| WRITTEN EXERCISE |
Count the lines in the records below that contain the string "price", and reply with the number alone.

| LISTING |
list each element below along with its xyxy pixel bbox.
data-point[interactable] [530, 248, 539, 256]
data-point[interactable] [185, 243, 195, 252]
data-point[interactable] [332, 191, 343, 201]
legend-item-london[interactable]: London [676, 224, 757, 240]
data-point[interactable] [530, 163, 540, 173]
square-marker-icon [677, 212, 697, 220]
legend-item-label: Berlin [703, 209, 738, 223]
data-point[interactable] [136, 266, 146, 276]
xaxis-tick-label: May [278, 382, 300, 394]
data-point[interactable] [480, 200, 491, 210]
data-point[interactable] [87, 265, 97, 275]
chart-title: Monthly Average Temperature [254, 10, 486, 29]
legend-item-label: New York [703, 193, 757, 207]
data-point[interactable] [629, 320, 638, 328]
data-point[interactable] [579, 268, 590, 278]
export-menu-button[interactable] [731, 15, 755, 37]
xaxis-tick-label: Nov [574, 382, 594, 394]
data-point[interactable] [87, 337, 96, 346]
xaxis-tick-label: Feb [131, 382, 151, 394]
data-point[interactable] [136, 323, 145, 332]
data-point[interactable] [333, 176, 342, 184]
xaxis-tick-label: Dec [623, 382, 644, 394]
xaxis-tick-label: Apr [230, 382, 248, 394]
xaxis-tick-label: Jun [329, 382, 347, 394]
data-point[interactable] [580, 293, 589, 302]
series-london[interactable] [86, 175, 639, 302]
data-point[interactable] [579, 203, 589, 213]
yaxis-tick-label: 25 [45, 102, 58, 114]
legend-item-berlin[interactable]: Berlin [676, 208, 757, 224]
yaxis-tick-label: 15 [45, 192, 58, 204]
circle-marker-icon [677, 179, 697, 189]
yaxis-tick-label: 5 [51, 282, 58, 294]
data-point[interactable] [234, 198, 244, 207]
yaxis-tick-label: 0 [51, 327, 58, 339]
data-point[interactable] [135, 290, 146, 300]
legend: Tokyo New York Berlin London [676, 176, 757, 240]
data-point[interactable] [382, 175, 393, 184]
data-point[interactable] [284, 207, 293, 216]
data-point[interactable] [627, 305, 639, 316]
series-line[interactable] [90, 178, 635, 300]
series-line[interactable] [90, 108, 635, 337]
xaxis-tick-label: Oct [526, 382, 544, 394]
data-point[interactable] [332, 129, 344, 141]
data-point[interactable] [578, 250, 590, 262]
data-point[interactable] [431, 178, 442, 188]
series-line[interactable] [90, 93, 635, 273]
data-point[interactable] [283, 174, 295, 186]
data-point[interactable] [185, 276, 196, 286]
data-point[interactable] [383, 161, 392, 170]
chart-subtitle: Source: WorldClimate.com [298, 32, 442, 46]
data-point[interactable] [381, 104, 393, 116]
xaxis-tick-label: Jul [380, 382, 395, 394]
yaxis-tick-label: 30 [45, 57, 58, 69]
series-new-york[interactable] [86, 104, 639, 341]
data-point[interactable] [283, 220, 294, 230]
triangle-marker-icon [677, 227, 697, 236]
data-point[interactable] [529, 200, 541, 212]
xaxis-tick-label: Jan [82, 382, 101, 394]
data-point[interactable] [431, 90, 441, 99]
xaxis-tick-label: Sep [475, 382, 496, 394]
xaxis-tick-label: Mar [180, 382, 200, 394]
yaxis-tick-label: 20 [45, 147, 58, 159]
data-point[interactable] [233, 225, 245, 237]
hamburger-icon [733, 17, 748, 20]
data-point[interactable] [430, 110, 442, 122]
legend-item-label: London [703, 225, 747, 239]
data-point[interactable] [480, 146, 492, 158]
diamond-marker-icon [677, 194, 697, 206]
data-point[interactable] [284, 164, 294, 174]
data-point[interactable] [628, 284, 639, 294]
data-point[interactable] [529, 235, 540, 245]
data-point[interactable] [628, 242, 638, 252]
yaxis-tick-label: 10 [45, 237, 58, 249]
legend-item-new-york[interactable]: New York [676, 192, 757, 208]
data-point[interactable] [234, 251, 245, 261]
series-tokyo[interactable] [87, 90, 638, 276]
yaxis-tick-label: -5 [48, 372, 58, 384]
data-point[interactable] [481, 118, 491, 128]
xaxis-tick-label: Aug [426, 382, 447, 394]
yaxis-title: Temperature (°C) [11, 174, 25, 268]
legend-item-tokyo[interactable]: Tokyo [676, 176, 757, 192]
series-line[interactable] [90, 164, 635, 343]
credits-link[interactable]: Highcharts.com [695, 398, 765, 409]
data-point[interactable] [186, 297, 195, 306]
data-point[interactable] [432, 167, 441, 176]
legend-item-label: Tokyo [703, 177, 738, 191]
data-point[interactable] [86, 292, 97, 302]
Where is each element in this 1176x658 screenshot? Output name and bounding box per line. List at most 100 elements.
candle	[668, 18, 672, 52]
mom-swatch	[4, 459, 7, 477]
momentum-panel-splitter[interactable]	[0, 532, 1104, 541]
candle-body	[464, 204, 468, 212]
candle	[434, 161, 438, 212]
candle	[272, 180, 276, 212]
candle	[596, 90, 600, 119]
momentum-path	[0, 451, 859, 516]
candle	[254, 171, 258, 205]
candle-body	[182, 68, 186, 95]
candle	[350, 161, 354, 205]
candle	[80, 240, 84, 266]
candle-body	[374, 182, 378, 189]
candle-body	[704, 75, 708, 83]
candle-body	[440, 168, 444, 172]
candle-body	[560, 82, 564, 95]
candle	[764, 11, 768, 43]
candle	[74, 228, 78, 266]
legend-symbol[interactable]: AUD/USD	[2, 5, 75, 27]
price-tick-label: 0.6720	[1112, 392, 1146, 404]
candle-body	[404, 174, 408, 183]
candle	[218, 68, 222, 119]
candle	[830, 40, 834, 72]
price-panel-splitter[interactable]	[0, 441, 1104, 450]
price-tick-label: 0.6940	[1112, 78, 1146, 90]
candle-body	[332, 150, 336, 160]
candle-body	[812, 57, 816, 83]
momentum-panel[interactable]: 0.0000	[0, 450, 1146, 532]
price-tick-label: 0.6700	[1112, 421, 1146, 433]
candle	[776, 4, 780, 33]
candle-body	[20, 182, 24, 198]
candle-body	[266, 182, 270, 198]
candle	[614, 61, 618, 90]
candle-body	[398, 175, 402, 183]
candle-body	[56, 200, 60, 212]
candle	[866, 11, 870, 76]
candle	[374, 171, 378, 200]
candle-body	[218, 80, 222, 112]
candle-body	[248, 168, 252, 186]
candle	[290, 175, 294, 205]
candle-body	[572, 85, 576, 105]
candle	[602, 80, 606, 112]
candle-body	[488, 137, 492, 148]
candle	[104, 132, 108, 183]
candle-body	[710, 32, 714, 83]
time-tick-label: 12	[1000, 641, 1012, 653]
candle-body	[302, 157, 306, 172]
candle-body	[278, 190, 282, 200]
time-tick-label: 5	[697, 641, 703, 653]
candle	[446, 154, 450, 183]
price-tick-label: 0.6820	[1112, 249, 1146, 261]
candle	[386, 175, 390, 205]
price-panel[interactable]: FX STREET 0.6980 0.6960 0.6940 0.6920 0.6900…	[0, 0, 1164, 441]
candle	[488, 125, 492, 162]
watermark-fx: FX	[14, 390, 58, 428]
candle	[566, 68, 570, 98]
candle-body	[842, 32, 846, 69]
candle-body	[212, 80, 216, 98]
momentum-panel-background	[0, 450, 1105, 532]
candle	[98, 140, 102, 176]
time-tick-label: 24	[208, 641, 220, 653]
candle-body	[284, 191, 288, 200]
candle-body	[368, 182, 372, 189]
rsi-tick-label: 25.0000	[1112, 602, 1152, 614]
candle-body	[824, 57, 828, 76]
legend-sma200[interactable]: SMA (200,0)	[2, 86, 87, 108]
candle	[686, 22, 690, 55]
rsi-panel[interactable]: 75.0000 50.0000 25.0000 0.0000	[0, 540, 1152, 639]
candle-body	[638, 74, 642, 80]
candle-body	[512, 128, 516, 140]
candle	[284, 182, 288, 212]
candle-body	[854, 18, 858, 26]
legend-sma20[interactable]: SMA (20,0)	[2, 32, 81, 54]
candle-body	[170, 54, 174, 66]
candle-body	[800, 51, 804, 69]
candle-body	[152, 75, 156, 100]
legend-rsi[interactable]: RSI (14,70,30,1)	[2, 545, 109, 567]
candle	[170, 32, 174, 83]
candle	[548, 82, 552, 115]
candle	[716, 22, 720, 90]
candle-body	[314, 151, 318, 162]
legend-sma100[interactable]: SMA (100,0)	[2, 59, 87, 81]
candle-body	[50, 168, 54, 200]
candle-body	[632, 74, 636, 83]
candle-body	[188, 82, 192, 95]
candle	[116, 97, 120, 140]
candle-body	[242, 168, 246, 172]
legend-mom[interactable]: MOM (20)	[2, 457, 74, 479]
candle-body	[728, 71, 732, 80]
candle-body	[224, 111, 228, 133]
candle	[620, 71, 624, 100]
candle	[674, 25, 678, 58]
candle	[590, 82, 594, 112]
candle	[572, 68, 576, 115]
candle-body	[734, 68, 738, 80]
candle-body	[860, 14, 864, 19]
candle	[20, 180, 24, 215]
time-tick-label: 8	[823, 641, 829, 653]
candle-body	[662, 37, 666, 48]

| EXERCISE RESPONSE |
6